STATED GOAL:
Read the records and gather each line that includes "style".

Figure record listings
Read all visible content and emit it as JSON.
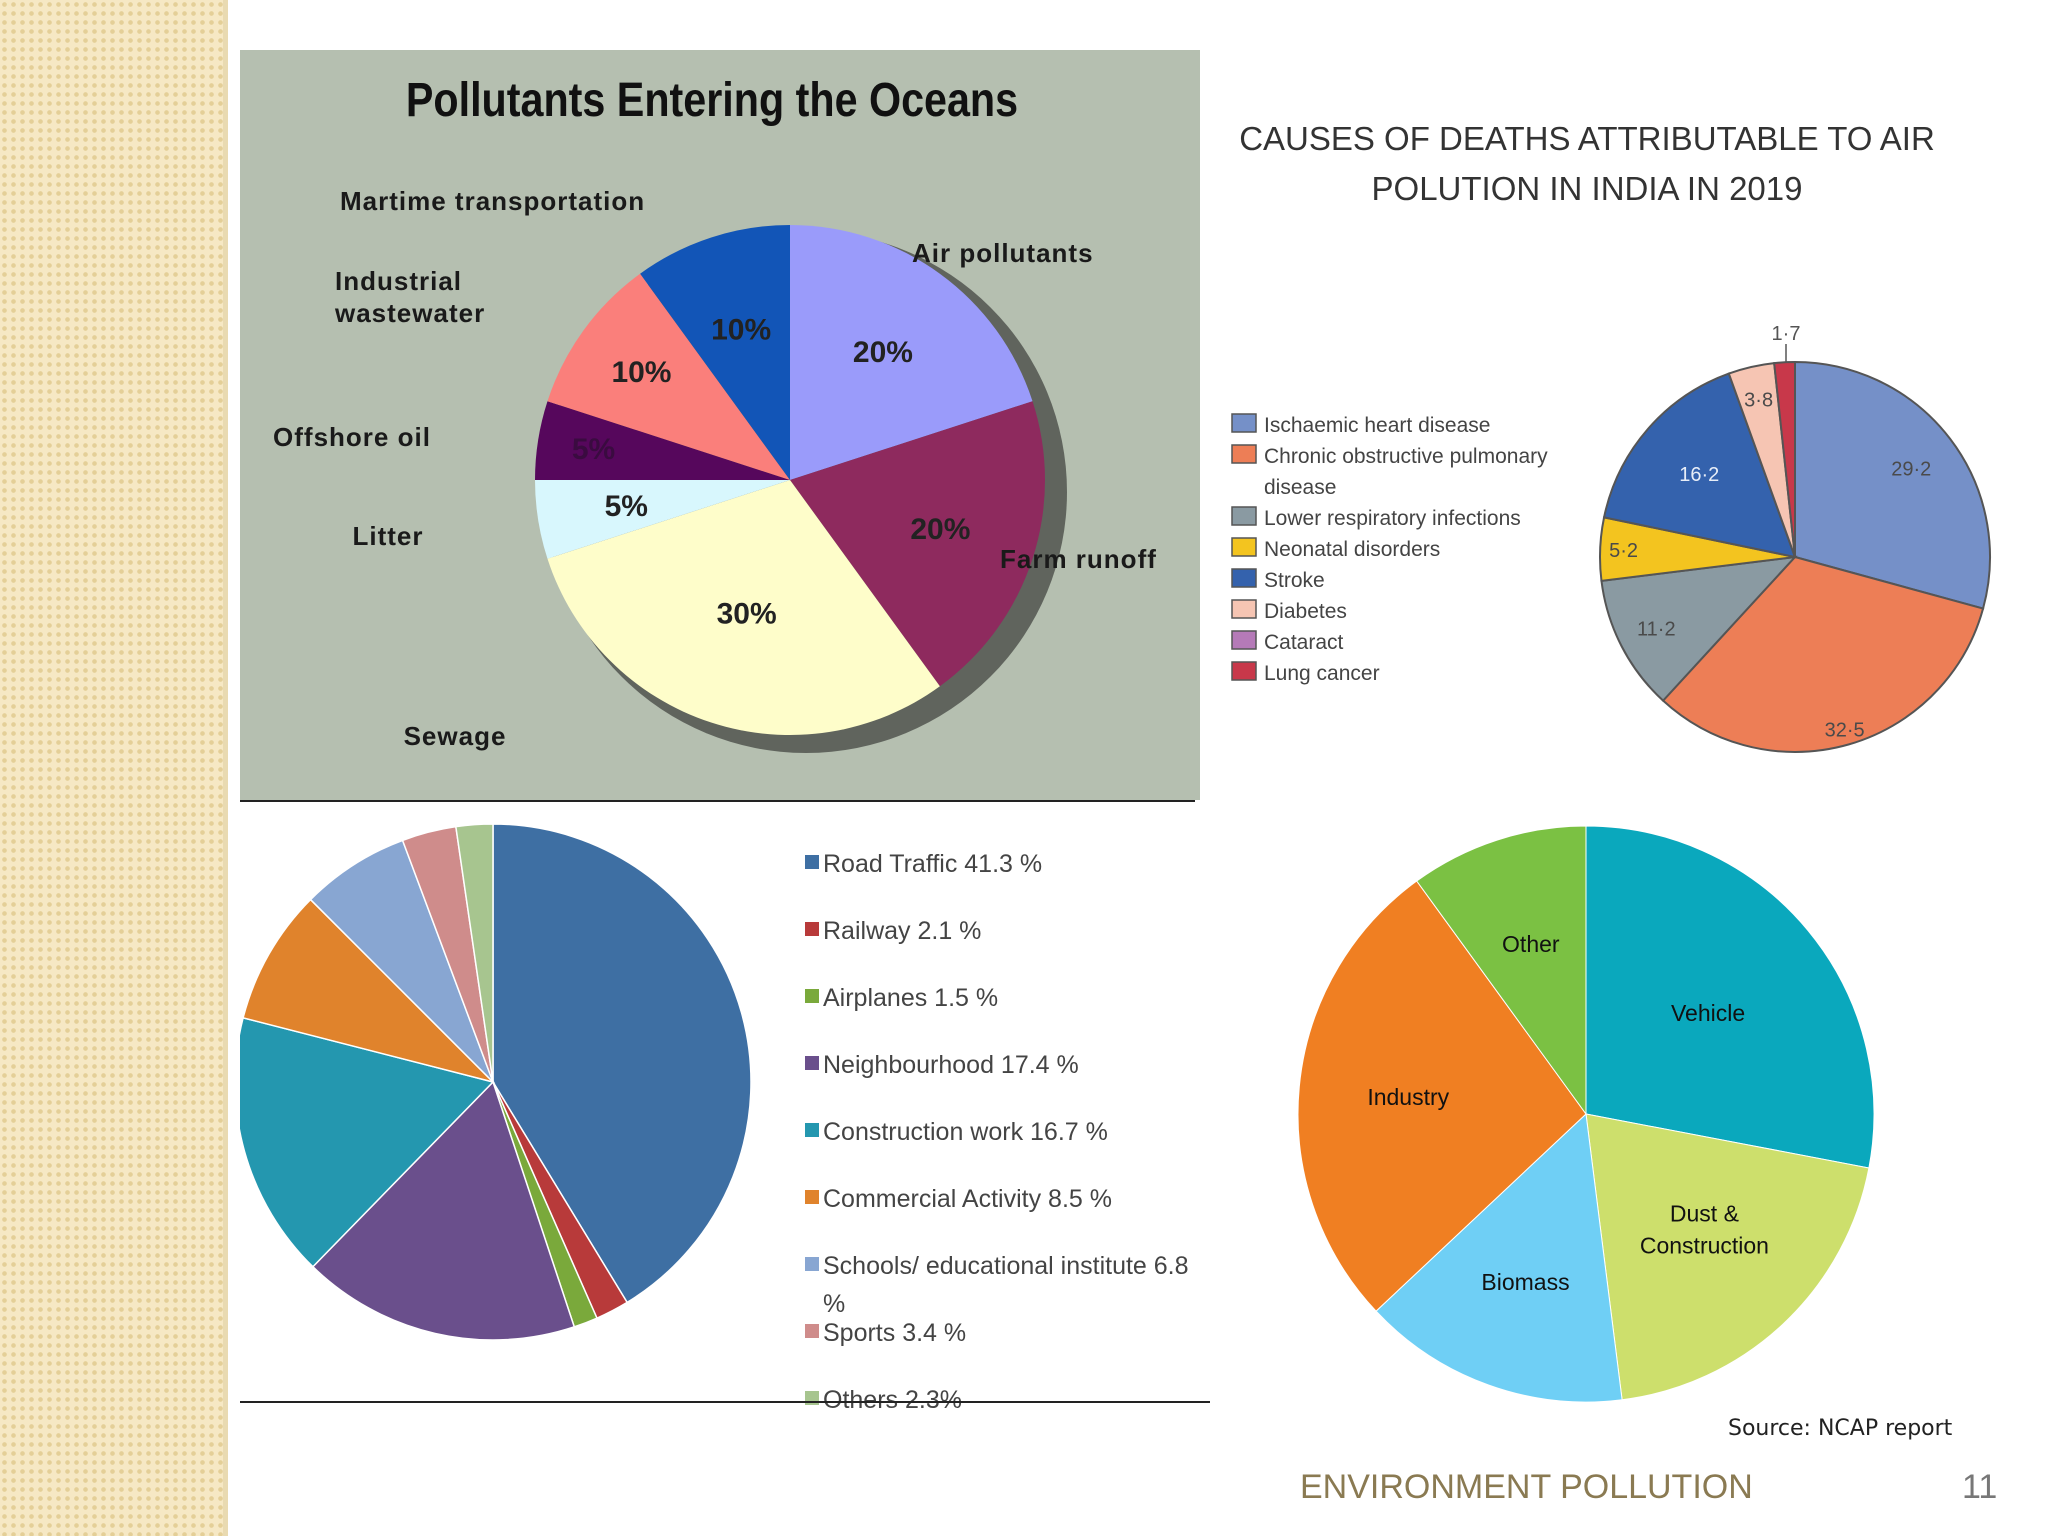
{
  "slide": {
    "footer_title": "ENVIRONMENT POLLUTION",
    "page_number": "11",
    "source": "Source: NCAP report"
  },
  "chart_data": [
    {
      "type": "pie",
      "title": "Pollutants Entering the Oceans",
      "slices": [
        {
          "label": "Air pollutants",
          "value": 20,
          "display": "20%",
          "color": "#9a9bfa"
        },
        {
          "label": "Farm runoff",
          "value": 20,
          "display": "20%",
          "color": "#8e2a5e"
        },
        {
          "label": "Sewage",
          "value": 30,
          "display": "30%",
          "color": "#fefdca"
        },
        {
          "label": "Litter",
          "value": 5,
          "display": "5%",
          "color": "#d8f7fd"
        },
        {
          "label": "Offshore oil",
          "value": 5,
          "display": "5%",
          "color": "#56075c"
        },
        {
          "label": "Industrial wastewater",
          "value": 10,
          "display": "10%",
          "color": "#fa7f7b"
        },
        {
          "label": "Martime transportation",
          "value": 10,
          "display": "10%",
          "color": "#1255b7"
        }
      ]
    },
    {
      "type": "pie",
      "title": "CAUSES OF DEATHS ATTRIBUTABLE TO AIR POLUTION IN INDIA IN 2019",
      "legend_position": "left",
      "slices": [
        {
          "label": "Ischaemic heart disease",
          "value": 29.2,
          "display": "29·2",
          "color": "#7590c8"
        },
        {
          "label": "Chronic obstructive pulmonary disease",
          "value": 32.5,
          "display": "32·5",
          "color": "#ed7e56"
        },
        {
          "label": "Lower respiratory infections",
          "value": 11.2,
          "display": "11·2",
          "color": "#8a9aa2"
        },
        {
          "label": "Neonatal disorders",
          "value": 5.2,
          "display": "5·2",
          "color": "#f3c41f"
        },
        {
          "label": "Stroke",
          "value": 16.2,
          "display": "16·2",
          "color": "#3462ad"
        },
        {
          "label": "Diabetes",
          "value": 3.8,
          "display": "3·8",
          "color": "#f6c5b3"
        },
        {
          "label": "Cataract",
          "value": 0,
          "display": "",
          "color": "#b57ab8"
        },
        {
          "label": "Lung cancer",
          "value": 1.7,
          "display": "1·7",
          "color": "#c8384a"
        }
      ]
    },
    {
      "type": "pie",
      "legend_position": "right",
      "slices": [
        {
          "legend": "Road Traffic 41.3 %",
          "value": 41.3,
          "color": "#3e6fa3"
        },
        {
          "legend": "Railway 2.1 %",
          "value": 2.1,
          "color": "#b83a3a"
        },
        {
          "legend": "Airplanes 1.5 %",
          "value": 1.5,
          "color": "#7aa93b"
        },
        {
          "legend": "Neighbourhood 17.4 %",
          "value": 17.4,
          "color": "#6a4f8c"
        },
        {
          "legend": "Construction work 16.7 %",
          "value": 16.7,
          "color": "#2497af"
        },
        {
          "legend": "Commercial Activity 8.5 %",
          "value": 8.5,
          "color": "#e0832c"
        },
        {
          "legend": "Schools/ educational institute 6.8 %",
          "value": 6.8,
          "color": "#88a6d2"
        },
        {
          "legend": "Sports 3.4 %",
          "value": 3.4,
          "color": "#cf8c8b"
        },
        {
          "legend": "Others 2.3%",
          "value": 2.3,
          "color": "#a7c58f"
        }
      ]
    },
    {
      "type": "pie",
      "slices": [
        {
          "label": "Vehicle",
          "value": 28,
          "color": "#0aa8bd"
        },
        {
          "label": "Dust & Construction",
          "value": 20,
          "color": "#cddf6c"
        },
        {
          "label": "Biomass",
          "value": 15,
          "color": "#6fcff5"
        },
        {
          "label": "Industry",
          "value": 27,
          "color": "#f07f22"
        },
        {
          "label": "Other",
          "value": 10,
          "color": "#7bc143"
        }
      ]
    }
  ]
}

--

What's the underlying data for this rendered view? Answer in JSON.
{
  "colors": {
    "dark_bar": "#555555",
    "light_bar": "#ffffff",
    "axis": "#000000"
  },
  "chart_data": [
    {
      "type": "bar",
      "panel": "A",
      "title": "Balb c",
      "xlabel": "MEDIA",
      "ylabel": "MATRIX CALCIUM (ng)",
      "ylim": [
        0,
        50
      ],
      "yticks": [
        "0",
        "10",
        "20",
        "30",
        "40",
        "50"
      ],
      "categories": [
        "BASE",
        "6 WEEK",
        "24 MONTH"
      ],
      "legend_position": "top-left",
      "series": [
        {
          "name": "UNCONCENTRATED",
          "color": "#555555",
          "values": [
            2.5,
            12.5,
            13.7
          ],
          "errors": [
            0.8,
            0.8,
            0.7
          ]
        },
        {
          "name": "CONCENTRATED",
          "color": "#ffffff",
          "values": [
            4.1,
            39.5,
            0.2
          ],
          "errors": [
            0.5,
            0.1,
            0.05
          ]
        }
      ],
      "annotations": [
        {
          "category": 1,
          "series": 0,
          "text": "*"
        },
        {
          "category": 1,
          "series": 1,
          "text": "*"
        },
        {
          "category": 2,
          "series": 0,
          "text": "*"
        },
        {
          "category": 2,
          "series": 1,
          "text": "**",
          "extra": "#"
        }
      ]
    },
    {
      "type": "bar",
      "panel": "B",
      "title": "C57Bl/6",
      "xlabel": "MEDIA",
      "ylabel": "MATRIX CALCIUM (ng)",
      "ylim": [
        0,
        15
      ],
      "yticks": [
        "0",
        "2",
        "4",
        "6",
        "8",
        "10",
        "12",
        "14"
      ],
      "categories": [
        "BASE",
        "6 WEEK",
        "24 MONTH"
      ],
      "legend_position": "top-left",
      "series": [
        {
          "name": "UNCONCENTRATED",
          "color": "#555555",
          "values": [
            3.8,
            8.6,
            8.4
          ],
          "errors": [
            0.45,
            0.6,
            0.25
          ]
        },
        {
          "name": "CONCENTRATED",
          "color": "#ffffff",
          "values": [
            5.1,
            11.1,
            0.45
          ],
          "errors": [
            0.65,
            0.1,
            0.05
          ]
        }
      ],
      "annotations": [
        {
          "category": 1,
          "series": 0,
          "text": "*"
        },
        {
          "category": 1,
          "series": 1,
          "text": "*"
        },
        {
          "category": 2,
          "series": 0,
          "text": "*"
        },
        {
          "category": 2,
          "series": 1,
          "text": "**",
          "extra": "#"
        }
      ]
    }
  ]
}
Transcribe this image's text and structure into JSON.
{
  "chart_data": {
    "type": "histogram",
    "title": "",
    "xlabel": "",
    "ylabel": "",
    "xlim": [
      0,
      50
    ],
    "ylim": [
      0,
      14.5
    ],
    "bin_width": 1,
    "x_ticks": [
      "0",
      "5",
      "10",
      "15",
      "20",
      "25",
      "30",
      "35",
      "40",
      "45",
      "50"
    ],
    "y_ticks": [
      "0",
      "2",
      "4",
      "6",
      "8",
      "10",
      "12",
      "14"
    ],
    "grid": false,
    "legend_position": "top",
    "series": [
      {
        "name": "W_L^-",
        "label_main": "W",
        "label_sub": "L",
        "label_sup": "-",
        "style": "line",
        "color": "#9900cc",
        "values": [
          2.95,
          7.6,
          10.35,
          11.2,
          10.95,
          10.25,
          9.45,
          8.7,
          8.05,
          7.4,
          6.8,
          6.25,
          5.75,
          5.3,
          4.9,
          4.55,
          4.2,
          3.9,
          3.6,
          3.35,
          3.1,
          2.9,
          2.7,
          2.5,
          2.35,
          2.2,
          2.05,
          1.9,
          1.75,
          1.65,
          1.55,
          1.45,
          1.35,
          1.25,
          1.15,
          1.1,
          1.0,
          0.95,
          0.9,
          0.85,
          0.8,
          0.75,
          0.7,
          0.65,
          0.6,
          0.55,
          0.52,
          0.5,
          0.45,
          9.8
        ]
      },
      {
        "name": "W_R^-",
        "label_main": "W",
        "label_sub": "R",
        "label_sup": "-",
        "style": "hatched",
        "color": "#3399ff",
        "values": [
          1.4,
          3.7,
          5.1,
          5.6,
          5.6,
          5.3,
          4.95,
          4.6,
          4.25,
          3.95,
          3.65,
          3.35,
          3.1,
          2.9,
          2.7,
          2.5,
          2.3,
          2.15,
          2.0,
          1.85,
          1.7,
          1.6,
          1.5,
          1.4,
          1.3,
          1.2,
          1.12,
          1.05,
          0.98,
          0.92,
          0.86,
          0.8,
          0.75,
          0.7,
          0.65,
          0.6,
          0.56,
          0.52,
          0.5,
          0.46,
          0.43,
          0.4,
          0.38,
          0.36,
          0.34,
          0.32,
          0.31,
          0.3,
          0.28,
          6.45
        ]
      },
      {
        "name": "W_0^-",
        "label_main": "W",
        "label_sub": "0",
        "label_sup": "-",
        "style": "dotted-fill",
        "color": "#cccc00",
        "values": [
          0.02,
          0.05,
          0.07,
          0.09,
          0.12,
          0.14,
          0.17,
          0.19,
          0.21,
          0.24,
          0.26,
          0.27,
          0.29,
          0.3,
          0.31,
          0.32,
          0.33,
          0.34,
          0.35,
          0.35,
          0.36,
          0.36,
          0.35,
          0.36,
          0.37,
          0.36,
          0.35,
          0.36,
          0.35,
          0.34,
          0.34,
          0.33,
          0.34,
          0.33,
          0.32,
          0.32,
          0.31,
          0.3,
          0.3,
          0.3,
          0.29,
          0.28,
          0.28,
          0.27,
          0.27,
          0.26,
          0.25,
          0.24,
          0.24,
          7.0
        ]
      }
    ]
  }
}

RESULT:
        "style": "line",
        "style": "hatched",
        "style": "dotted-fill",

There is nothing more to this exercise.